- [DOCUMENT PASSAGE]:
>>>
Flyway (Java / any language)
Flyway uses plain SQL files with a naming convention:
V1__create_users.sql
V2__create_orders.sql
V3__add_status_to_orders.sql
Run with:
flyway migrate
Setting up migrations in DeployHQ
Once your migration files are committed to your repository, configure DeployHQ to run them automatically during deployment using SSH commands.
Navigate to SSH Commands in your project sidebar and add a command set to run after files are transferred:

For a Laravel project, the command would be:
cd /var/www/your-app/current && php artisan migrate --force
The --force flag is required in production to skip the confirmation prompt. For Rails:
cd /var/www/your-app/current && RAILS_ENV=production bundle exec rails db:migrate
The migration command should be idempotent — if there are no pending migrations, it completes immediately without making changes.
Rollback strategies
Things go wrong. A migration might fail partway through, or the new code might not work as expected with the schema changes. Here's how to handle it:
Automatic rollback with atomic deployments
When using DeployHQ's zero downtime deployments, a failed deployment leaves the previous release in place. However, if the migration has already run, your database schema won't match the old code.
<<<
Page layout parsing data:
>>>
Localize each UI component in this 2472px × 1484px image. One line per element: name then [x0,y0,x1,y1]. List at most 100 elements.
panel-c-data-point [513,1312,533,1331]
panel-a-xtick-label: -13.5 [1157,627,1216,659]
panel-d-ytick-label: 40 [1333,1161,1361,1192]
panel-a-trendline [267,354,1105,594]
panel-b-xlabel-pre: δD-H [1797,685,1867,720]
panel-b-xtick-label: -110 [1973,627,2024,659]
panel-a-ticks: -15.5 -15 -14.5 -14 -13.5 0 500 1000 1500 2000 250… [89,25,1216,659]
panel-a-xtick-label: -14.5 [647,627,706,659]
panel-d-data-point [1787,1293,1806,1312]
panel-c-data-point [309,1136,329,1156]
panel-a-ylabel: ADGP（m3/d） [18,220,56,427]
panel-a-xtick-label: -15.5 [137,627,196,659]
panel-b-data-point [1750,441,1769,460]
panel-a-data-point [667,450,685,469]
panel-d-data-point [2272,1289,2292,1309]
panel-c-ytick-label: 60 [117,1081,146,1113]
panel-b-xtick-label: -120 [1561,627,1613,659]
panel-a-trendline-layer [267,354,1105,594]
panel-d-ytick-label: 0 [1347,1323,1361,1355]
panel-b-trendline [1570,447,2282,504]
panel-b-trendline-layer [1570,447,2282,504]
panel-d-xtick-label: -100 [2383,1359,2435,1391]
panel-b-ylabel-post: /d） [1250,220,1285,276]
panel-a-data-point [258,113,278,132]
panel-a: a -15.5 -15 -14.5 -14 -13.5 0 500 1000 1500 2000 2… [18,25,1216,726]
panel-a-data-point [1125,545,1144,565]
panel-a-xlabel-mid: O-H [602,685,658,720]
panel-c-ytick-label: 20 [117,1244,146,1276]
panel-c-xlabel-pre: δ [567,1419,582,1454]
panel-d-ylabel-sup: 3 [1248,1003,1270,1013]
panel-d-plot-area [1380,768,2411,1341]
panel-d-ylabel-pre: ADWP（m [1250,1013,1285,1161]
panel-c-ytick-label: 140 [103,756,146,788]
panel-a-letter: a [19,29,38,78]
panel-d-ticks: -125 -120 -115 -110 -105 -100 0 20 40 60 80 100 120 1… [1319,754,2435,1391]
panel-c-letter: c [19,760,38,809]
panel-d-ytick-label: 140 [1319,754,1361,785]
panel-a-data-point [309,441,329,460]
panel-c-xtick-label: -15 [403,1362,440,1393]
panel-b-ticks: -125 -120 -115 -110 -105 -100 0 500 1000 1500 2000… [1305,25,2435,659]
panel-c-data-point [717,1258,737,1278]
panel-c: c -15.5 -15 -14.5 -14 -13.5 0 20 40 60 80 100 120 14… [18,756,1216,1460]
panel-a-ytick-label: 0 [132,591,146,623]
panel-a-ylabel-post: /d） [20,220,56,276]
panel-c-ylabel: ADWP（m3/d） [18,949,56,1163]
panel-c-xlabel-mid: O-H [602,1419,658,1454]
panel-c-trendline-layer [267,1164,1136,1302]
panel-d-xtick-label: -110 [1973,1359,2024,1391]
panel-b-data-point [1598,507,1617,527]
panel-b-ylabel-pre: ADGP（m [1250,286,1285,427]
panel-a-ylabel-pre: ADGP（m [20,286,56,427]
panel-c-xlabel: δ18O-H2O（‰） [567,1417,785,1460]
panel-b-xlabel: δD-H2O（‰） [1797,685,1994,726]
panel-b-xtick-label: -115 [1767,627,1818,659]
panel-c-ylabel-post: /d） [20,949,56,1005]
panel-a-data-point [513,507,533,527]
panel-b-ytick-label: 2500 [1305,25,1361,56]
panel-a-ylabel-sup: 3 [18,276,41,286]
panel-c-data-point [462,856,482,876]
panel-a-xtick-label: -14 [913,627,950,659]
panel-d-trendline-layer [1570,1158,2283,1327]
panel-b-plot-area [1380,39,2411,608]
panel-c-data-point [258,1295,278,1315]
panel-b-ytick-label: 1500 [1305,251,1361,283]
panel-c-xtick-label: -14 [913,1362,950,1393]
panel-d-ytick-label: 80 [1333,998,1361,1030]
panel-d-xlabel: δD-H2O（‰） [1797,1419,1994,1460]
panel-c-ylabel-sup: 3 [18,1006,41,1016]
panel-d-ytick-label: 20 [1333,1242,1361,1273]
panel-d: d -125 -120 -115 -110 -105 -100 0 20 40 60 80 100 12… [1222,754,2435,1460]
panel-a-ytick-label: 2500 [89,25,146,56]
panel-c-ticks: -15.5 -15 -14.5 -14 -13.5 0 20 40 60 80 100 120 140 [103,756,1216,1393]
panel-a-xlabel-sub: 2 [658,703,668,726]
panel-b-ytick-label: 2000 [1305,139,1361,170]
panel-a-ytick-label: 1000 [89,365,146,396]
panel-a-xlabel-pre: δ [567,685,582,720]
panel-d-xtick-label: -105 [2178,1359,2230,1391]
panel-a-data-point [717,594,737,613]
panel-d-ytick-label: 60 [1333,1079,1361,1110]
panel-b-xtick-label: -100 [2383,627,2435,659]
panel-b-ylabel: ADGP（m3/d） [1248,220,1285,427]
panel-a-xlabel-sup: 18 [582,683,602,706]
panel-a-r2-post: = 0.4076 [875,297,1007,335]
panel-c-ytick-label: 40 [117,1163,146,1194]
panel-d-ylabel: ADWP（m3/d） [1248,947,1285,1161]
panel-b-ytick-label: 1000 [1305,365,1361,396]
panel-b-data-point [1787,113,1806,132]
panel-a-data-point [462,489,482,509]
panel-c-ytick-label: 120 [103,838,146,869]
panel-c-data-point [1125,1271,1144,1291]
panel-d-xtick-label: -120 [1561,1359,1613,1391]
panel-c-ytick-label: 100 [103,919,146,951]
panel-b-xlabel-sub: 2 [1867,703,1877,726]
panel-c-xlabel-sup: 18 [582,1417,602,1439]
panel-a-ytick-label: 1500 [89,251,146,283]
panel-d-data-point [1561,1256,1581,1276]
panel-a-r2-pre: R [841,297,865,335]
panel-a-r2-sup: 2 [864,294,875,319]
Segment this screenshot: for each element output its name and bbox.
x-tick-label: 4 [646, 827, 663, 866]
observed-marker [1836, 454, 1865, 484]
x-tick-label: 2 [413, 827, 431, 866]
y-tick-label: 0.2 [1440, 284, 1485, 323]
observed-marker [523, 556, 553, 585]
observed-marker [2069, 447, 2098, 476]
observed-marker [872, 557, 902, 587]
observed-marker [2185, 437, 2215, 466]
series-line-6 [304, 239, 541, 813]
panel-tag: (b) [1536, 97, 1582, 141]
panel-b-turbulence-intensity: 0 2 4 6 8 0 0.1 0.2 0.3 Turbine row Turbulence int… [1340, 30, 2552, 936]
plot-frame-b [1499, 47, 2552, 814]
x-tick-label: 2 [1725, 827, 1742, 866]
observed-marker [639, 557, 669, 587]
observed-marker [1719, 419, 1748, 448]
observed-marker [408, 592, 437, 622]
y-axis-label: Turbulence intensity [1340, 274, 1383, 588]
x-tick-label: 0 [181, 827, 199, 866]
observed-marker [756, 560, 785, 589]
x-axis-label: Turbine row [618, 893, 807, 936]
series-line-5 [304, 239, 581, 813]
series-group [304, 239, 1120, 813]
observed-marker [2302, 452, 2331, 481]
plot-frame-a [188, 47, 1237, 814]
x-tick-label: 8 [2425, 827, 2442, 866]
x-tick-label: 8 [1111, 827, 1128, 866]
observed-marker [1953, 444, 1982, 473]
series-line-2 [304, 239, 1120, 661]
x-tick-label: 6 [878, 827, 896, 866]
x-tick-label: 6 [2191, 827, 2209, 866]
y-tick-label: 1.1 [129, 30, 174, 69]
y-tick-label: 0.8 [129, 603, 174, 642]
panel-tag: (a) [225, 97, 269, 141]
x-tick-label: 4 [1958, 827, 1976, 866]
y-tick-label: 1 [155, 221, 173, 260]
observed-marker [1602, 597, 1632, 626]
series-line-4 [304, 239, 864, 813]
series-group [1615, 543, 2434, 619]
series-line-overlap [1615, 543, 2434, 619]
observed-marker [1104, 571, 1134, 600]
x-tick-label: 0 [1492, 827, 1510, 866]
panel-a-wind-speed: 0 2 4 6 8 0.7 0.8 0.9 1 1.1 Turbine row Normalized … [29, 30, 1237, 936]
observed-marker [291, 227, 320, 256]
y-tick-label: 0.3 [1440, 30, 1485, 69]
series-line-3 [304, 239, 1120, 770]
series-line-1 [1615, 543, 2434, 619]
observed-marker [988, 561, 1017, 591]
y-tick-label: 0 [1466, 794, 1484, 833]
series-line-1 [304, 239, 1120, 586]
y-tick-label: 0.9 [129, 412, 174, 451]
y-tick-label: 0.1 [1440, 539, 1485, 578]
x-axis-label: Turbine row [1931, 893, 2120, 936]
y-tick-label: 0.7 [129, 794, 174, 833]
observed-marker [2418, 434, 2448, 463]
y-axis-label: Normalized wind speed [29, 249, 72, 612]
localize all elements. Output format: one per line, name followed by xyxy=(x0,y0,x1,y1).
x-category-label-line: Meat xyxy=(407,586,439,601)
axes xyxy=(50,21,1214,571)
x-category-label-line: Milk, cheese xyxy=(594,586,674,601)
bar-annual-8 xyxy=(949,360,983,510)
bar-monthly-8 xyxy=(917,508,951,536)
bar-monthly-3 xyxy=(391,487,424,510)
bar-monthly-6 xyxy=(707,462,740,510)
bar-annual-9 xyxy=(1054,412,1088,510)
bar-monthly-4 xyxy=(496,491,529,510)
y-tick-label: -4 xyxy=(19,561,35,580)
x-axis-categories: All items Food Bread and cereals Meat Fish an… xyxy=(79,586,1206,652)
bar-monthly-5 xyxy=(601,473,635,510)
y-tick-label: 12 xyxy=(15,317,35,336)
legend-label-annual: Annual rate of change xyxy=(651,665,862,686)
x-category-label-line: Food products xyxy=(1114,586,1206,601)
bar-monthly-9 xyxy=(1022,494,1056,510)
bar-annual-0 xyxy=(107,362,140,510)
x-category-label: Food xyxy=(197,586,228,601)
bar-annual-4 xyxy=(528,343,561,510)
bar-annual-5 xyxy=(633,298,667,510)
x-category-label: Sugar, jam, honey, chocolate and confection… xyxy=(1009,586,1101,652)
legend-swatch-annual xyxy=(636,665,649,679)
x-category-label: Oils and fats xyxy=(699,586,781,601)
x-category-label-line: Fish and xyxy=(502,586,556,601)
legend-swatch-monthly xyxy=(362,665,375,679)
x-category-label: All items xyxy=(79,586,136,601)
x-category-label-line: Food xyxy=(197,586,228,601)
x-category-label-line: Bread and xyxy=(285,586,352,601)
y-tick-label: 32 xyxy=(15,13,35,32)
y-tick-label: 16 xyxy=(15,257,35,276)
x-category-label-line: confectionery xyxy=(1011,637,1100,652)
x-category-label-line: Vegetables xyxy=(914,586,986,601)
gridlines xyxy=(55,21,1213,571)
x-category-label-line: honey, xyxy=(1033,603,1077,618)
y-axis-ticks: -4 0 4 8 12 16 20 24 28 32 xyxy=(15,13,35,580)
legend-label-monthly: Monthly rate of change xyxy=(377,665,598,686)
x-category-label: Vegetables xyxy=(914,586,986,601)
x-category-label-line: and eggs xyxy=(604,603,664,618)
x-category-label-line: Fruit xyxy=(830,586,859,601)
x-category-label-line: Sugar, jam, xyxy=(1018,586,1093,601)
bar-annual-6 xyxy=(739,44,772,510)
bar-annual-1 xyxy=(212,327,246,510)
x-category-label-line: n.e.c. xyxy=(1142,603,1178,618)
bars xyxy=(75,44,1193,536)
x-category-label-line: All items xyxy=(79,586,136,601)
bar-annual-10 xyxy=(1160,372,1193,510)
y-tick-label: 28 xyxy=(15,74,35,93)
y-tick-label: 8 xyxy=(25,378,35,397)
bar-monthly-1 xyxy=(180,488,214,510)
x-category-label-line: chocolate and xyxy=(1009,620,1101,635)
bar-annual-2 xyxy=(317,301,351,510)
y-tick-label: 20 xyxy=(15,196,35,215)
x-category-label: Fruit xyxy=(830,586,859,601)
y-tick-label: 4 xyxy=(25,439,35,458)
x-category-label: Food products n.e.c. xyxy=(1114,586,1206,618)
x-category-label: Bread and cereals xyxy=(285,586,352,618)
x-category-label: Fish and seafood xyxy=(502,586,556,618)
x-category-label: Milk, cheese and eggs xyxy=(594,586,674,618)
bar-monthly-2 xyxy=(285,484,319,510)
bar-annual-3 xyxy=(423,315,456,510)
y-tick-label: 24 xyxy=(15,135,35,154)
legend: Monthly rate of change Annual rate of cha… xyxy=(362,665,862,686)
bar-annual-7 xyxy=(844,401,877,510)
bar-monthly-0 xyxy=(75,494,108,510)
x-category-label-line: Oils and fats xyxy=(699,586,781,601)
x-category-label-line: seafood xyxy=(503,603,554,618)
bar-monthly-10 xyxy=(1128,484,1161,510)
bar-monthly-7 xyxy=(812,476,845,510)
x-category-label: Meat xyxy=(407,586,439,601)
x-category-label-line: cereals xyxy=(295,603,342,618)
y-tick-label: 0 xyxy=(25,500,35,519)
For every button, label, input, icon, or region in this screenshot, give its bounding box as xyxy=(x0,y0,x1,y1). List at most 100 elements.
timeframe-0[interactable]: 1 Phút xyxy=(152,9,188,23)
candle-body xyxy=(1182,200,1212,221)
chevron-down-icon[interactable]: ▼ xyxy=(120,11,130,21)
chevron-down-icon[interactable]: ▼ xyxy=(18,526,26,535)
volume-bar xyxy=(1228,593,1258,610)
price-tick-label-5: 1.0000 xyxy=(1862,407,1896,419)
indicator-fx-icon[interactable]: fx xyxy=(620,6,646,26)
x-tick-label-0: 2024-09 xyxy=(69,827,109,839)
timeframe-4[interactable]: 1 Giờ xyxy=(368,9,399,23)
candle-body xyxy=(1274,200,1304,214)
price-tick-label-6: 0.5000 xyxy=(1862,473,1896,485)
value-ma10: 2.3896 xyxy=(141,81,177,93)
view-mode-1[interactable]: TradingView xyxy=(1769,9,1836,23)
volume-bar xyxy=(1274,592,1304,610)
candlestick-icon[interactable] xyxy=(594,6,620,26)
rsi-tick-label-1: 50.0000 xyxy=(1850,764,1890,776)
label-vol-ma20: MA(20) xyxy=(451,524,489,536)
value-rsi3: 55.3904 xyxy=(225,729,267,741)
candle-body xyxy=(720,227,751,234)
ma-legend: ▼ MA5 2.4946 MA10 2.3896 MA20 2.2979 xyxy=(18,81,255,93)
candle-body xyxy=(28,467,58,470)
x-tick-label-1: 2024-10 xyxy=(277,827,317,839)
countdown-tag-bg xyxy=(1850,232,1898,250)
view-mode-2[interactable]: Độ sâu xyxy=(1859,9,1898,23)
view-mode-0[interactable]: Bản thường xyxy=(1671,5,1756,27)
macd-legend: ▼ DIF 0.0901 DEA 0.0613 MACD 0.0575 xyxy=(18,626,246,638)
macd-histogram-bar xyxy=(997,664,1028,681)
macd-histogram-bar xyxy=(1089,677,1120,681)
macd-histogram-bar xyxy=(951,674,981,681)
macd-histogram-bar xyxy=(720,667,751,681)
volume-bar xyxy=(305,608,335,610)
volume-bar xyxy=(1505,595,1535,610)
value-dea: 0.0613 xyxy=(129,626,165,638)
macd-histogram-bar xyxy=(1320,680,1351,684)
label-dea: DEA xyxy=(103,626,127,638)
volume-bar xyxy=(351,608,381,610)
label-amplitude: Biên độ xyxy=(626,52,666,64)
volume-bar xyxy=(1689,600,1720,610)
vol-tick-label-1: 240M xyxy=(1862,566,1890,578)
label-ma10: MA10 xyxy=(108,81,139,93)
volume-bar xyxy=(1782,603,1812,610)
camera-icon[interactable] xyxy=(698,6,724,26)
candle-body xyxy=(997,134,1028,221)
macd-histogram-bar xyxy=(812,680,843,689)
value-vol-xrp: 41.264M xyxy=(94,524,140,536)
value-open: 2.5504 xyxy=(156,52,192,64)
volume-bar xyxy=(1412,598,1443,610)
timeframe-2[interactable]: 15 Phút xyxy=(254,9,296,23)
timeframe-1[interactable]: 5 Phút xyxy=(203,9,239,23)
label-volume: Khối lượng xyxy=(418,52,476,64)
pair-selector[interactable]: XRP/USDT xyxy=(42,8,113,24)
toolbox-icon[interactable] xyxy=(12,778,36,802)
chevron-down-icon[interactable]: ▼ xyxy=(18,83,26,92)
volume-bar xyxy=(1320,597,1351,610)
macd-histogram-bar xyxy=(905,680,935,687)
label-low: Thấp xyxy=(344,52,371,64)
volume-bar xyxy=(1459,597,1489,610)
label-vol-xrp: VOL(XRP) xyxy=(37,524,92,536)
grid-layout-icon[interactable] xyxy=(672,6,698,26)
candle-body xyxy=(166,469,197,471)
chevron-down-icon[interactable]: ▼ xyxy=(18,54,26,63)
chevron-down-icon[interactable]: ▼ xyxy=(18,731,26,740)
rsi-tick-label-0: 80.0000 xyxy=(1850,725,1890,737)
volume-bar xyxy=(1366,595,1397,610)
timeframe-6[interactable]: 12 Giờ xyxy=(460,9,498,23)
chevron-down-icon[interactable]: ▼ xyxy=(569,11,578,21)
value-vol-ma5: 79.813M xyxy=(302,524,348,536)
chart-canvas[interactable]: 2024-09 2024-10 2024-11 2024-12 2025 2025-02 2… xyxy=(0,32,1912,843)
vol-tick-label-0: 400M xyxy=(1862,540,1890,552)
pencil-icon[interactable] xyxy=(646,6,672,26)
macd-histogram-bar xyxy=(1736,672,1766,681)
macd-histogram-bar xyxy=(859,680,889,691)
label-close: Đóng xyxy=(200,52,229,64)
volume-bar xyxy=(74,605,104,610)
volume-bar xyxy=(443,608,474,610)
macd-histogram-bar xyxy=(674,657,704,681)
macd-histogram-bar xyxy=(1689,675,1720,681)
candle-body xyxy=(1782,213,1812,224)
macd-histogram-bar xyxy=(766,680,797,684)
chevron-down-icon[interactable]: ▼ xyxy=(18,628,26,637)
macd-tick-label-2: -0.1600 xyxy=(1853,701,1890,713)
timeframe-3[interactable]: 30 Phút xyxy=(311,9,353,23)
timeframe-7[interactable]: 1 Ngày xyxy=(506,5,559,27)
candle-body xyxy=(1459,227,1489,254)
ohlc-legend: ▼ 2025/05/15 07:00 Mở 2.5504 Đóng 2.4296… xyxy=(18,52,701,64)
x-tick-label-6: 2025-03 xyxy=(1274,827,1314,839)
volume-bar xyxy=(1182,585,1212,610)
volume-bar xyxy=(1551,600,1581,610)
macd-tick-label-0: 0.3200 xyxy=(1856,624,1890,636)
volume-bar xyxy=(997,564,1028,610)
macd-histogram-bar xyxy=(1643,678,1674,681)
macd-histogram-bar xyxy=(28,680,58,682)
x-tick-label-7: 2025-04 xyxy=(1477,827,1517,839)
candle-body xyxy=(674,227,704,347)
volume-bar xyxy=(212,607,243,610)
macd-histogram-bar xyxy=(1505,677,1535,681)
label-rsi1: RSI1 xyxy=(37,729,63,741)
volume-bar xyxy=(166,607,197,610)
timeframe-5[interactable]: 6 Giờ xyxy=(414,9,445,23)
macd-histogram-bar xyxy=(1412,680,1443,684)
<<<
- [EXERCISE AIM]:
In the passage on running database migrations with DeployHQ, why is the --force flag needed when running the Laravel migration command in production? The rows have no role here.

- [TASK SOLUTION]:
It skips the confirmation prompt.